_Collected data_:
——————
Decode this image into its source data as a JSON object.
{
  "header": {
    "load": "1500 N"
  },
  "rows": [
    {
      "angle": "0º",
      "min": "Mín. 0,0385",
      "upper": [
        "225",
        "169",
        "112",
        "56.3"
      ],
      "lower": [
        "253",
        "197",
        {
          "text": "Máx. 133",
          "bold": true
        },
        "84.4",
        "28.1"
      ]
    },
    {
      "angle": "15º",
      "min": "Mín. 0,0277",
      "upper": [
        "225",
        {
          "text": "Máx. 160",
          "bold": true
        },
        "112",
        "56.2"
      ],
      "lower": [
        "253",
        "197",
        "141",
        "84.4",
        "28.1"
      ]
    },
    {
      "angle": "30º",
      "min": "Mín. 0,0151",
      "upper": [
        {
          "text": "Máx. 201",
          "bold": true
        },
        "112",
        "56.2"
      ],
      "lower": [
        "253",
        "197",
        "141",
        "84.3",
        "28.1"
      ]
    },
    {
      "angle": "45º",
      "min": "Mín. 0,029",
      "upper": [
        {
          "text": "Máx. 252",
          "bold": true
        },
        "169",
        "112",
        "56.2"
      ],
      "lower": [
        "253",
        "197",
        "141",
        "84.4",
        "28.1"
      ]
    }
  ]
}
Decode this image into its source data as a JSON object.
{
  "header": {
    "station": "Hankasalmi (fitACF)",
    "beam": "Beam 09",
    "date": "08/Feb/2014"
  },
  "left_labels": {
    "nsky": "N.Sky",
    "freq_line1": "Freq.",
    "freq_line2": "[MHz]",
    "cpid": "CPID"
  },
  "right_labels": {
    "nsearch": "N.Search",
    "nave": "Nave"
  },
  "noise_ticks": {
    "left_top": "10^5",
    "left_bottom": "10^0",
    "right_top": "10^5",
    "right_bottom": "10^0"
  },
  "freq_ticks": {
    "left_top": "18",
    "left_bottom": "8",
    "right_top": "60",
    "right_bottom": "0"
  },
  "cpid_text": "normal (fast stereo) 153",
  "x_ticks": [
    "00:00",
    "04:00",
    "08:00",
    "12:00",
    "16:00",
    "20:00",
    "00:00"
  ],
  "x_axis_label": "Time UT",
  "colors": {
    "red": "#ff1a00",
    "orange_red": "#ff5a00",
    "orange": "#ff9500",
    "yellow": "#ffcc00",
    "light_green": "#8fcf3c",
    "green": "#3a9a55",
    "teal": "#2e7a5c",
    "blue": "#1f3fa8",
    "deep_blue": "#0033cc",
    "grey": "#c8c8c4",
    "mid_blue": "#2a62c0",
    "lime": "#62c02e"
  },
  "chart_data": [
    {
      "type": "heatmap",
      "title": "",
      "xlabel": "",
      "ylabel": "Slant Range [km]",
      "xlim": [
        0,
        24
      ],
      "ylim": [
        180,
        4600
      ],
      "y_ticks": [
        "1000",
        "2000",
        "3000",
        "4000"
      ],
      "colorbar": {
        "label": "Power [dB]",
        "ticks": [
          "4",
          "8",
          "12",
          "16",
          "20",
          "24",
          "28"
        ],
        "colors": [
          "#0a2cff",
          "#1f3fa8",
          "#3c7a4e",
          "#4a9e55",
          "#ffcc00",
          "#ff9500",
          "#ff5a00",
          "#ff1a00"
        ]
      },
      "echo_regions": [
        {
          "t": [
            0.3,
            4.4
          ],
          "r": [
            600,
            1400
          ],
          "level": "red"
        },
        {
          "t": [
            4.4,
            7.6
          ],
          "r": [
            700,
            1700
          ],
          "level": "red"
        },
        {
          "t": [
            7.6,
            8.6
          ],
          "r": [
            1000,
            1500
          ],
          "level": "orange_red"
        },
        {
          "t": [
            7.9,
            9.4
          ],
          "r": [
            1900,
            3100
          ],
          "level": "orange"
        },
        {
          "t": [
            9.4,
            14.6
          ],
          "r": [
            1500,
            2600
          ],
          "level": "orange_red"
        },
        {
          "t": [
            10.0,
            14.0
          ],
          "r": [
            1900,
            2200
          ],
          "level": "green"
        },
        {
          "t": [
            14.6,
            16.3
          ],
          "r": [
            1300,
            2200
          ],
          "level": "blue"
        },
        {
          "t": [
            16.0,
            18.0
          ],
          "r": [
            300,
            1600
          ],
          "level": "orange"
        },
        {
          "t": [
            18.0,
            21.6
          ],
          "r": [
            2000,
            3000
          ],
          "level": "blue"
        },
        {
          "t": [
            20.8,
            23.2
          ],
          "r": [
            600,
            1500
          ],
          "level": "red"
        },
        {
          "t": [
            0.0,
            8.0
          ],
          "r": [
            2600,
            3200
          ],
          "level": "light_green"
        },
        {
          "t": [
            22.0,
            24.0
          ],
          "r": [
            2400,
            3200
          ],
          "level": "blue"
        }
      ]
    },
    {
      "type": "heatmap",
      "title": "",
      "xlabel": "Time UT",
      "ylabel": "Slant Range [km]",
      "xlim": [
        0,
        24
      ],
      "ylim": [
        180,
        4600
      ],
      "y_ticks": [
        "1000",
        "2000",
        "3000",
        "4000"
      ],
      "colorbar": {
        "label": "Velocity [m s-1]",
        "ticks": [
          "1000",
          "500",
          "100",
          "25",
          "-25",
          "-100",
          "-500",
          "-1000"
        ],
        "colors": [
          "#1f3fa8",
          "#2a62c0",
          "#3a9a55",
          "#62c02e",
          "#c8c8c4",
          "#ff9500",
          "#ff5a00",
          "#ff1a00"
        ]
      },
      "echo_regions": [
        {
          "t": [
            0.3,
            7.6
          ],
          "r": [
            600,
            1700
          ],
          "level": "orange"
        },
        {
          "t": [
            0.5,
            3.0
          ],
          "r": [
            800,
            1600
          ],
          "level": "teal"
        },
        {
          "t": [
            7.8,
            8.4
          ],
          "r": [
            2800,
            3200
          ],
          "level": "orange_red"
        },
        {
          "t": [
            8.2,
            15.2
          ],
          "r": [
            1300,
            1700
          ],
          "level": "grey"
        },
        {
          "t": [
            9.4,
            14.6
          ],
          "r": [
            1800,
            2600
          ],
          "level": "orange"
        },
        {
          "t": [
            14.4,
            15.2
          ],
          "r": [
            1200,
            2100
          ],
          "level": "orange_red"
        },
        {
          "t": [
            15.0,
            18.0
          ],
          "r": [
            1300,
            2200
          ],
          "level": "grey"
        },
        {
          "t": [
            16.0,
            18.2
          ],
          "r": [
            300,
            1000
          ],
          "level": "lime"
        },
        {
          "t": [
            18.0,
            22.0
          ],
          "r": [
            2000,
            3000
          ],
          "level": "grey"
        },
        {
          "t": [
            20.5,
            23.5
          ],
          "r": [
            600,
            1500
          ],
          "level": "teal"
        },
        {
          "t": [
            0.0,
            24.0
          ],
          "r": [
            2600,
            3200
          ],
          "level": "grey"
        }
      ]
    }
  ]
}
——————
_WHAT TO DO_:
Produce an exact copy of the whole listing.

_EXPECTED ANSWER_:
Decode this image into its source data as a JSON object.
{
  "header": {
    "load": "1500 N"
  },
  "rows": [
    {
      "angle": "0º",
      "min": "Mín. 0,0385",
      "upper": [
        "225",
        "169",
        "112",
        "56.3"
      ],
      "lower": [
        "253",
        "197",
        {
          "text": "Máx. 133",
          "bold": true
        },
        "84.4",
        "28.1"
      ]
    },
    {
      "angle": "15º",
      "min": "Mín. 0,0277",
      "upper": [
        "225",
        {
          "text": "Máx. 160",
          "bold": true
        },
        "112",
        "56.2"
      ],
      "lower": [
        "253",
        "197",
        "141",
        "84.4",
        "28.1"
      ]
    },
    {
      "angle": "30º",
      "min": "Mín. 0,0151",
      "upper": [
        {
          "text": "Máx. 201",
          "bold": true
        },
        "112",
        "56.2"
      ],
      "lower": [
        "253",
        "197",
        "141",
        "84.3",
        "28.1"
      ]
    },
    {
      "angle": "45º",
      "min": "Mín. 0,029",
      "upper": [
        {
          "text": "Máx. 252",
          "bold": true
        },
        "169",
        "112",
        "56.2"
      ],
      "lower": [
        "253",
        "197",
        "141",
        "84.4",
        "28.1"
      ]
    }
  ]
}
Decode this image into its source data as a JSON object.
{
  "header": {
    "station": "Hankasalmi (fitACF)",
    "beam": "Beam 09",
    "date": "08/Feb/2014"
  },
  "left_labels": {
    "nsky": "N.Sky",
    "freq_line1": "Freq.",
    "freq_line2": "[MHz]",
    "cpid": "CPID"
  },
  "right_labels": {
    "nsearch": "N.Search",
    "nave": "Nave"
  },
  "noise_ticks": {
    "left_top": "10^5",
    "left_bottom": "10^0",
    "right_top": "10^5",
    "right_bottom": "10^0"
  },
  "freq_ticks": {
    "left_top": "18",
    "left_bottom": "8",
    "right_top": "60",
    "right_bottom": "0"
  },
  "cpid_text": "normal (fast stereo) 153",
  "x_ticks": [
    "00:00",
    "04:00",
    "08:00",
    "12:00",
    "16:00",
    "20:00",
    "00:00"
  ],
  "x_axis_label": "Time UT",
  "colors": {
    "red": "#ff1a00",
    "orange_red": "#ff5a00",
    "orange": "#ff9500",
    "yellow": "#ffcc00",
    "light_green": "#8fcf3c",
    "green": "#3a9a55",
    "teal": "#2e7a5c",
    "blue": "#1f3fa8",
    "deep_blue": "#0033cc",
    "grey": "#c8c8c4",
    "mid_blue": "#2a62c0",
    "lime": "#62c02e"
  },
  "chart_data": [
    {
      "type": "heatmap",
      "title": "",
      "xlabel": "",
      "ylabel": "Slant Range [km]",
      "xlim": [
        0,
        24
      ],
      "ylim": [
        180,
        4600
      ],
      "y_ticks": [
        "1000",
        "2000",
        "3000",
        "4000"
      ],
      "colorbar": {
        "label": "Power [dB]",
        "ticks": [
          "4",
          "8",
          "12",
          "16",
          "20",
          "24",
          "28"
        ],
        "colors": [
          "#0a2cff",
          "#1f3fa8",
          "#3c7a4e",
          "#4a9e55",
          "#ffcc00",
          "#ff9500",
          "#ff5a00",
          "#ff1a00"
        ]
      },
      "echo_regions": [
        {
          "t": [
            0.3,
            4.4
          ],
          "r": [
            600,
            1400
          ],
          "level": "red"
        },
        {
          "t": [
            4.4,
            7.6
          ],
          "r": [
            700,
            1700
          ],
          "level": "red"
        },
        {
          "t": [
            7.6,
            8.6
          ],
          "r": [
            1000,
            1500
          ],
          "level": "orange_red"
        },
        {
          "t": [
            7.9,
            9.4
          ],
          "r": [
            1900,
            3100
          ],
          "level": "orange"
        },
        {
          "t": [
            9.4,
            14.6
          ],
          "r": [
            1500,
            2600
          ],
          "level": "orange_red"
        },
        {
          "t": [
            10.0,
            14.0
          ],
          "r": [
            1900,
            2200
          ],
          "level": "green"
        },
        {
          "t": [
            14.6,
            16.3
          ],
          "r": [
            1300,
            2200
          ],
          "level": "blue"
        },
        {
          "t": [
            16.0,
            18.0
          ],
          "r": [
            300,
            1600
          ],
          "level": "orange"
        },
        {
          "t": [
            18.0,
            21.6
          ],
          "r": [
            2000,
            3000
          ],
          "level": "blue"
        },
        {
          "t": [
            20.8,
            23.2
          ],
          "r": [
            600,
            1500
          ],
          "level": "red"
        },
        {
          "t": [
            0.0,
            8.0
          ],
          "r": [
            2600,
            3200
          ],
          "level": "light_green"
        },
        {
          "t": [
            22.0,
            24.0
          ],
          "r": [
            2400,
            3200
          ],
          "level": "blue"
        }
      ]
    },
    {
      "type": "heatmap",
      "title": "",
      "xlabel": "Time UT",
      "ylabel": "Slant Range [km]",
      "xlim": [
        0,
        24
      ],
      "ylim": [
        180,
        4600
      ],
      "y_ticks": [
        "1000",
        "2000",
        "3000",
        "4000"
      ],
      "colorbar": {
        "label": "Velocity [m s-1]",
        "ticks": [
          "1000",
          "500",
          "100",
          "25",
          "-25",
          "-100",
          "-500",
          "-1000"
        ],
        "colors": [
          "#1f3fa8",
          "#2a62c0",
          "#3a9a55",
          "#62c02e",
          "#c8c8c4",
          "#ff9500",
          "#ff5a00",
          "#ff1a00"
        ]
      },
      "echo_regions": [
        {
          "t": [
            0.3,
            7.6
          ],
          "r": [
            600,
            1700
          ],
          "level": "orange"
        },
        {
          "t": [
            0.5,
            3.0
          ],
          "r": [
            800,
            1600
          ],
          "level": "teal"
        },
        {
          "t": [
            7.8,
            8.4
          ],
          "r": [
            2800,
            3200
          ],
          "level": "orange_red"
        },
        {
          "t": [
            8.2,
            15.2
          ],
          "r": [
            1300,
            1700
          ],
          "level": "grey"
        },
        {
          "t": [
            9.4,
            14.6
          ],
          "r": [
            1800,
            2600
          ],
          "level": "orange"
        },
        {
          "t": [
            14.4,
            15.2
          ],
          "r": [
            1200,
            2100
          ],
          "level": "orange_red"
        },
        {
          "t": [
            15.0,
            18.0
          ],
          "r": [
            1300,
            2200
          ],
          "level": "grey"
        },
        {
          "t": [
            16.0,
            18.2
          ],
          "r": [
            300,
            1000
          ],
          "level": "lime"
        },
        {
          "t": [
            18.0,
            22.0
          ],
          "r": [
            2000,
            3000
          ],
          "level": "grey"
        },
        {
          "t": [
            20.5,
            23.5
          ],
          "r": [
            600,
            1500
          ],
          "level": "teal"
        },
        {
          "t": [
            0.0,
            24.0
          ],
          "r": [
            2600,
            3200
          ],
          "level": "grey"
        }
      ]
    }
  ]
}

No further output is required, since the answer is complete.